* TAREA DEL EJERCICIO
Transcribe sin ningún cambio, del texto de más abajo sobre la elección de Juan Pablo II, el fragmento que empieza con las palabras que contienen "El 16 de octubre" y acaba con "de la historia.".

* TEXTO DE ORIGEN

++++

El 16 de octubre de 1978 se anunciaba al mundo desde Roma que había un nuevo Papa al frente de la Iglesia: era Karol Woytila, hasta entonces Arzobispo de Kracovia. La elección tomaba aires de un vuelco revolucionario. Era el primer no italiano en el Solio pontificio después de casi 500 años. Era un polaco, que venía de Polonia, una dictadura comunista: un horizonte de experiencia eclesial y humana completamente distinto. Comenzaba entonces el que sería uno de los pontificados más largos de la historia.
¿Qué Iglesia encontró Karol Woytila cuando tomó el nombre de Juan Pablo II? A mi parecer, ante todo, una Iglesia que quince años antes había vivido el Concilio Vaticano II (1962-1965), un Concilio en el que el propio Woytila había sido activísimo Padre conciliar. El Vaticano II es uno de los grandes acontecimientos del siglo XX. Es difícil exagerar su importancia histórica. Cuarenta años después de su clausura, puede decirse que constituyó un momento decisivo de la moderna autoconciencia de la Iglesia, que allí tomó el pulso de su ser y misión ante el proceso de cambio acelerado de la cultura contemporánea. Y esto, con un objetivo: la renovación de la Iglesia en su estructura y en su vida. Una renovación, por tanto, desde el Evangelio y prestando atención a los parámetros del mundo de nuestros días. Eso es lo que buscaba el Concilio y trató de expresar en sus ya célebres documentos. Eso es lo que vivió intensamente el Arzobispo de Cracovia y explicó después a los polacos en un libro titulado “La renovación en sus fuentes” (Madrid, BAC).
Pero la Iglesia que elige a Juan Pablo II para suceder a Pedro estaba viviendo un agitado y tenso “posconcilio”. Es una Iglesia que había visto —y estaba viendo— cómo, primero, en el entorno de los debates conciliares y, después, desde diversas instancias pastorales y teológicas iban emergiendo las más variadas propuestas para la reforma de la Iglesia. Muchas de ellas eran sencilla traslación de las propuestas ideológicas y políticas dominantes en la cultura de entonces. Eran unos años —aquellos setenta y primeros ochenta del pasado siglo— en que todo se legitimaba en la Iglesia, de manera talismánica e inapelable, desde el llamado “espíritu del Concilio”. Se dio una especie de proceso de mitificación del Concilio como “evento” que dispensaba del estudio de los mismos documentos conciliares, en realidad superados por el Concilio como “espíritu”.

++++

* ENTRADAS MOSTRADAS
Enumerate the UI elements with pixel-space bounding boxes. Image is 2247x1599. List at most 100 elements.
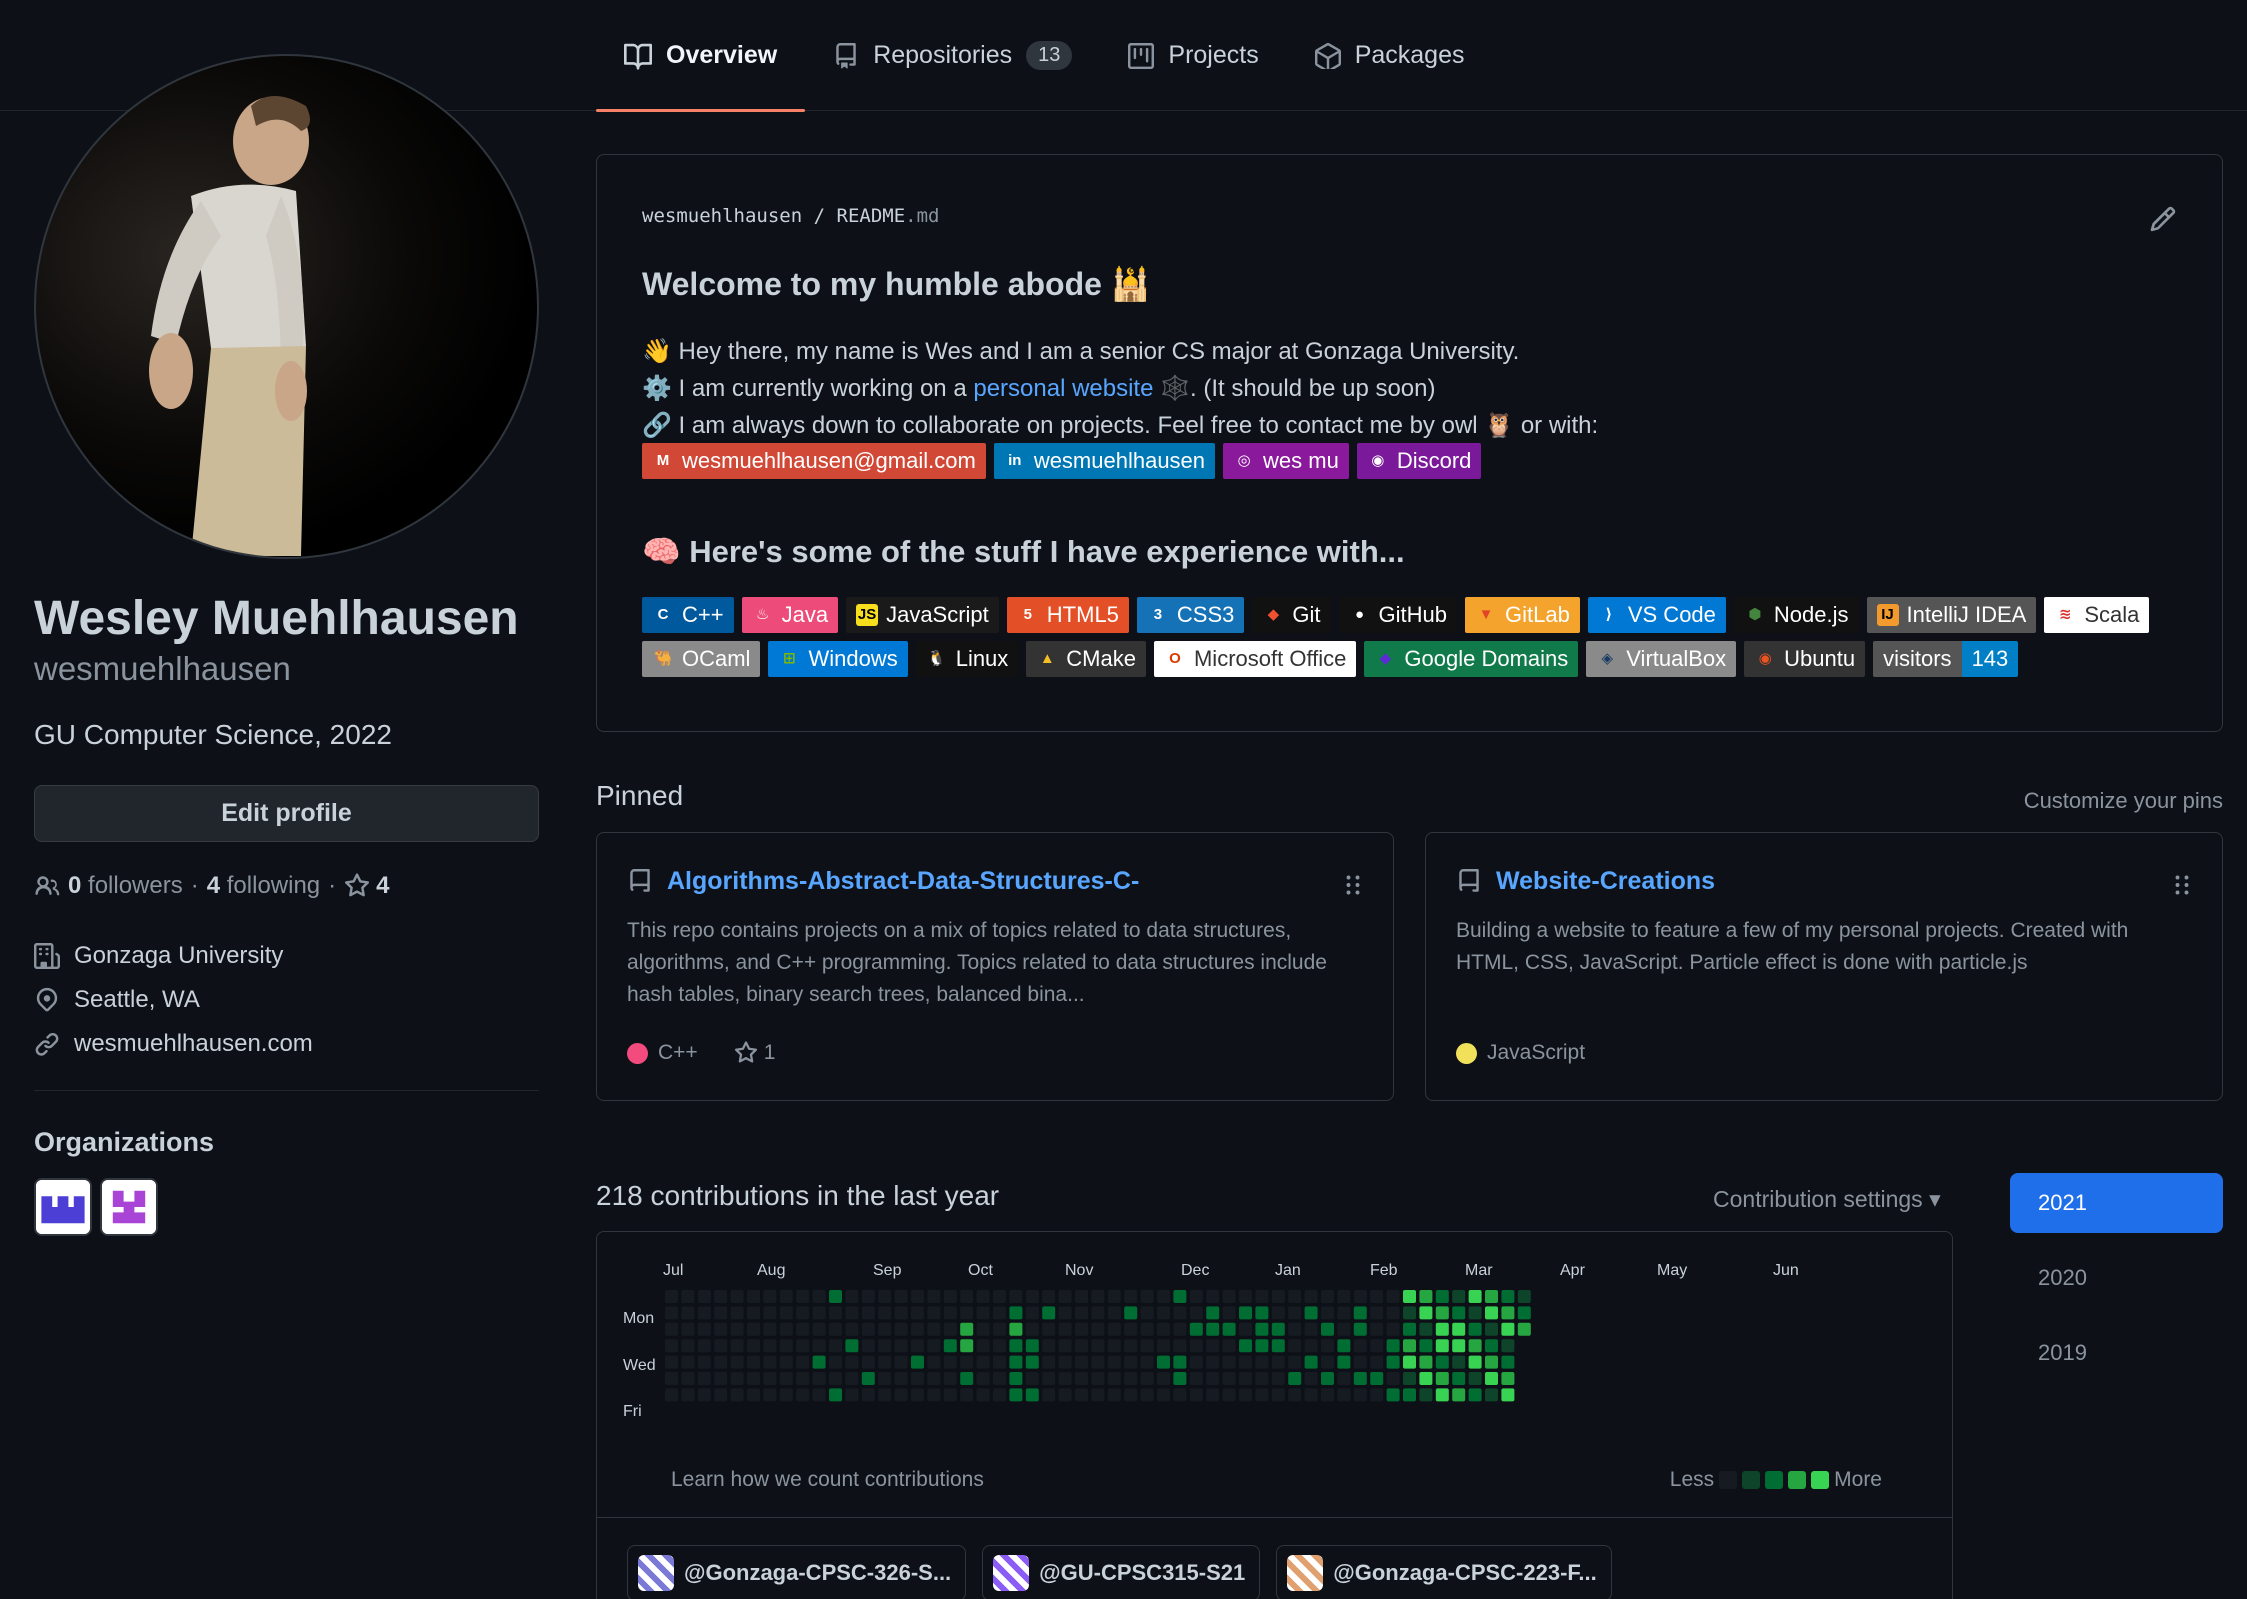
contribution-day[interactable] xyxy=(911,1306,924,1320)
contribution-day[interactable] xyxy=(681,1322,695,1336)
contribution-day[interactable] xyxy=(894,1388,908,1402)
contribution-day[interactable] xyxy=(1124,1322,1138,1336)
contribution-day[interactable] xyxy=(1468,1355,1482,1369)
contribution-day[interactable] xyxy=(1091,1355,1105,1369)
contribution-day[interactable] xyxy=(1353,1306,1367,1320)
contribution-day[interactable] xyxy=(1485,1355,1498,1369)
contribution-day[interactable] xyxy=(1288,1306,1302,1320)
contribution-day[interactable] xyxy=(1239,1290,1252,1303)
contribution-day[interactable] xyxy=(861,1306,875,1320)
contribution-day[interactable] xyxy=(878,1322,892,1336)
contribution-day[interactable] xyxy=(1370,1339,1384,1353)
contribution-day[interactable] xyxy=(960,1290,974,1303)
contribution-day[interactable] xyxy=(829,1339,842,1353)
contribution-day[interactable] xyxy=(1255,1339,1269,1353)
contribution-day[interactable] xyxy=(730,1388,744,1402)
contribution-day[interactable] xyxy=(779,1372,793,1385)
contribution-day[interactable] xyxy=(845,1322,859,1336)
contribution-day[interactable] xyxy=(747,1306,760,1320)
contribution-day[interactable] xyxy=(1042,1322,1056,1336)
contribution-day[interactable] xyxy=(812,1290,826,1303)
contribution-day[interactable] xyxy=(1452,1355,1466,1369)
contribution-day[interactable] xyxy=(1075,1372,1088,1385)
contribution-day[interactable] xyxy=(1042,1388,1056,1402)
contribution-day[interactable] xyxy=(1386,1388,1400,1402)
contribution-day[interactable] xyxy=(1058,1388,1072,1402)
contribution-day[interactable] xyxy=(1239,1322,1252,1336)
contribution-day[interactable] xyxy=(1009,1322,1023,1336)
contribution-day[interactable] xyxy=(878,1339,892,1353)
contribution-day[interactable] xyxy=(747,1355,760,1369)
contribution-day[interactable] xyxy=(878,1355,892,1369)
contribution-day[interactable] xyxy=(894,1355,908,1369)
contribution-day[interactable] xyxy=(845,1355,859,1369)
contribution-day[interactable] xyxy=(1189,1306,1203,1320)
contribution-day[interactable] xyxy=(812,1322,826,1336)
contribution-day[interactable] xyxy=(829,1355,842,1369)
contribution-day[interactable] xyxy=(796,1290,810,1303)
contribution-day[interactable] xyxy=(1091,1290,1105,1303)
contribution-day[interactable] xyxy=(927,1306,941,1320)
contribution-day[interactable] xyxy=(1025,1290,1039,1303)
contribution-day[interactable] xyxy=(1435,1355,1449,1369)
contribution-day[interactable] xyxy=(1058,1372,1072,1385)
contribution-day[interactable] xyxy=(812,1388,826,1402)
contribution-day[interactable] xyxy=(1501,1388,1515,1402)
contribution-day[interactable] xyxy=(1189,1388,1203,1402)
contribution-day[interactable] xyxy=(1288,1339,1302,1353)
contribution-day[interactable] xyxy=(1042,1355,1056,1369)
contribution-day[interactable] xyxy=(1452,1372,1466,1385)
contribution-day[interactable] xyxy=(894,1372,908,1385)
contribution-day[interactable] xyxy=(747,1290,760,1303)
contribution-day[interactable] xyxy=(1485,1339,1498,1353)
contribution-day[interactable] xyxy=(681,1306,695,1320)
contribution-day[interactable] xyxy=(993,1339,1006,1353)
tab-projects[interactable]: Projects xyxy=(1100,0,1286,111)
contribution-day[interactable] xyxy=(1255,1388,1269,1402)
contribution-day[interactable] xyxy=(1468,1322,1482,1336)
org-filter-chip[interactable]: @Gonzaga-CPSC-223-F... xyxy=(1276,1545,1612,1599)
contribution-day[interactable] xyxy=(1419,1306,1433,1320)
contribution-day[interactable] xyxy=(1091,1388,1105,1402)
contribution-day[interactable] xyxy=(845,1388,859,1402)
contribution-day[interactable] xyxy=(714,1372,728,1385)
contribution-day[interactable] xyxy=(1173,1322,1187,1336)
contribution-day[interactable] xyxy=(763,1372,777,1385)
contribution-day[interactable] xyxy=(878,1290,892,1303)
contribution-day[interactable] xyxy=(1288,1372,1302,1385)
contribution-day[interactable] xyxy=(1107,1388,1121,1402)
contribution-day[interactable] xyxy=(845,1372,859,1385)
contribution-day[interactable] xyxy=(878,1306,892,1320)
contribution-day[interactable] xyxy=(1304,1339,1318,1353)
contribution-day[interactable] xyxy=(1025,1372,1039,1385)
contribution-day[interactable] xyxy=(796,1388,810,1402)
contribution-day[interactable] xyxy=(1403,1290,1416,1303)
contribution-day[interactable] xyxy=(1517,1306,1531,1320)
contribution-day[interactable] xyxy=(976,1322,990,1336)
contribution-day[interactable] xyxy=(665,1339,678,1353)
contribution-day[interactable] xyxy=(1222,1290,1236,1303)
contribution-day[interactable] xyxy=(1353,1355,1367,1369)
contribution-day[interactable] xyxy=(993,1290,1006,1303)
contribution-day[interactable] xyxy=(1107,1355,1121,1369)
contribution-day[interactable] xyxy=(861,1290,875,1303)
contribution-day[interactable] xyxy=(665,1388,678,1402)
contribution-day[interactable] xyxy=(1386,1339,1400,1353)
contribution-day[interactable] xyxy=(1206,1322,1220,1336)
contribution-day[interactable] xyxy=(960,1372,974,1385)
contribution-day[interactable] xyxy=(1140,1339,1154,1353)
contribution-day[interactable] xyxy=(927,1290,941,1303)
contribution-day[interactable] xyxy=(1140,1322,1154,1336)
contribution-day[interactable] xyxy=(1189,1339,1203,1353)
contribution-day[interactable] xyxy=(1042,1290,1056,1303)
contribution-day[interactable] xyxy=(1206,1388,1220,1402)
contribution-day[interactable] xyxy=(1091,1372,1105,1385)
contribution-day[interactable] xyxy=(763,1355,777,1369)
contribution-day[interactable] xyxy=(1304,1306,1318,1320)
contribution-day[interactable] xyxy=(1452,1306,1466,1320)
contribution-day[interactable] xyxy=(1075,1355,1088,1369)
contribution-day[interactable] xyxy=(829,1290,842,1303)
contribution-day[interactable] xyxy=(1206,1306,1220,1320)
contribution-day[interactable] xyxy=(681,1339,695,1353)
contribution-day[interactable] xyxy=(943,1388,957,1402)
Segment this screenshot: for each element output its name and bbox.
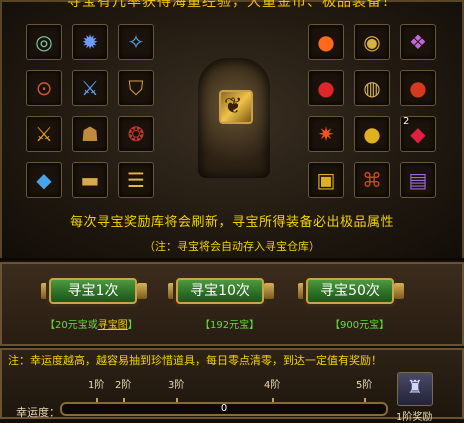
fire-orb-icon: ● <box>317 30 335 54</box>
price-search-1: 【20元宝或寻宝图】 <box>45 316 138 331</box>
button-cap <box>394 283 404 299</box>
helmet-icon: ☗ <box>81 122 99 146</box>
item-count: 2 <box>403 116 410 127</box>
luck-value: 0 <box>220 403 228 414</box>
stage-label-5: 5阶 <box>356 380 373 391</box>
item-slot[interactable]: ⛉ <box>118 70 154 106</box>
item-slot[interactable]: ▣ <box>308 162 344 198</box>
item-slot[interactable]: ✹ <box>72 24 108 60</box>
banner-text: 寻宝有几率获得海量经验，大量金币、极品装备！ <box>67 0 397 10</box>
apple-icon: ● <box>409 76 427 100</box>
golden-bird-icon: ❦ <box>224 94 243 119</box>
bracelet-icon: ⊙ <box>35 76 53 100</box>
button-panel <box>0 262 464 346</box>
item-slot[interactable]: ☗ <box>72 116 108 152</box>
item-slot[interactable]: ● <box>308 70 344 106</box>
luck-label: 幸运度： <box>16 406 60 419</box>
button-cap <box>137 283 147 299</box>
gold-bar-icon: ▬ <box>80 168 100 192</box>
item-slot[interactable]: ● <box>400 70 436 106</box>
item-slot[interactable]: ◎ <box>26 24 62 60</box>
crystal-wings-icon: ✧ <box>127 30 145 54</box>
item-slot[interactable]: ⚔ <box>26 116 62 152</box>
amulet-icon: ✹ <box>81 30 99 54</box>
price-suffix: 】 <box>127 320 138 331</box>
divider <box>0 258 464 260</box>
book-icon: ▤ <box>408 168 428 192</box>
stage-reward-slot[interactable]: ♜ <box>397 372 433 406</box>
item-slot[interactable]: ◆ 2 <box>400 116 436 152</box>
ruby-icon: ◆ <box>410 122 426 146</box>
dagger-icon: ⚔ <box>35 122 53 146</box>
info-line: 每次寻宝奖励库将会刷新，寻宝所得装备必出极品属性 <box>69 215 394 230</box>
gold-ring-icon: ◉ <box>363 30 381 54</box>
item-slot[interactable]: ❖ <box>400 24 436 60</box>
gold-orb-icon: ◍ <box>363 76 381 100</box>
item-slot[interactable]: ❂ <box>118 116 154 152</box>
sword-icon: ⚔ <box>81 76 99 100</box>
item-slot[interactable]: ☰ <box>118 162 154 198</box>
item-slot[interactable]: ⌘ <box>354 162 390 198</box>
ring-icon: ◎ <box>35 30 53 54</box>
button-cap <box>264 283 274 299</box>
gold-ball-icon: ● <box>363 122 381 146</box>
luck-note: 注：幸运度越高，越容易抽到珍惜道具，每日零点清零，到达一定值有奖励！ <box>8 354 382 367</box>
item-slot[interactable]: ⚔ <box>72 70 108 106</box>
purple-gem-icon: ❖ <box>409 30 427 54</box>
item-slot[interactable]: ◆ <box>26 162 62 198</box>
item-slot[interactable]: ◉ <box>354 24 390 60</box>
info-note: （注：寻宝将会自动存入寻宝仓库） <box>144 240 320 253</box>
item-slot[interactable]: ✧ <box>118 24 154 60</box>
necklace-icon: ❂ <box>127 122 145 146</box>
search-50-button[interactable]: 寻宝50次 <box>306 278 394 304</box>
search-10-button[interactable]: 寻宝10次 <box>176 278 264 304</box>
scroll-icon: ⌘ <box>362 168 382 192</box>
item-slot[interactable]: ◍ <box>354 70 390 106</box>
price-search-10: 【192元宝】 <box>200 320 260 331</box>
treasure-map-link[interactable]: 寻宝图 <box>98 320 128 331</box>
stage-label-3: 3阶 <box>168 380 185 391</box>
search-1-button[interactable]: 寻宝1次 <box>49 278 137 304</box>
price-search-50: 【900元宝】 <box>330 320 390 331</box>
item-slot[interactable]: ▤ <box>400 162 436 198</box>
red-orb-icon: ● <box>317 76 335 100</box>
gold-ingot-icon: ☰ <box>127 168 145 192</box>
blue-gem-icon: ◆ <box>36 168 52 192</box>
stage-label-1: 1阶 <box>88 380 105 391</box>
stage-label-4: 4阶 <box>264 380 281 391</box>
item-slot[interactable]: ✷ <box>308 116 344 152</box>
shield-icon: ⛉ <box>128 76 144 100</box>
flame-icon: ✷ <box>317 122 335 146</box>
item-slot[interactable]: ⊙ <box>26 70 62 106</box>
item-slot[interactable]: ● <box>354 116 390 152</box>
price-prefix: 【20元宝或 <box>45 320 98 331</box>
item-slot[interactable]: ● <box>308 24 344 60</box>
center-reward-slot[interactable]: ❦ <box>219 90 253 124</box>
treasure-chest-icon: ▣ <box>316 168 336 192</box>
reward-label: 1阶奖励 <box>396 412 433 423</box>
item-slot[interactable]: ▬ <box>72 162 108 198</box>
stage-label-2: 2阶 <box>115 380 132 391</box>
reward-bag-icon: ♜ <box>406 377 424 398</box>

++++

* RESULTADO DEL EJERCICIO
El 16 de octubre de 1978 se anunciaba al mundo desde Roma que había un nuevo Papa al frente de la Iglesia: era Karol Woytila, hasta entonces Arzobispo de Kracovia. La elección tomaba aires de un vuelco revolucionario. Era el primer no italiano en el Solio pontificio después de casi 500 años. Era un polaco, que venía de Polonia, una dictadura comunista: un horizonte de experiencia eclesial y humana completamente distinto. Comenzaba entonces el que sería uno de los pontificados más largos de la historia.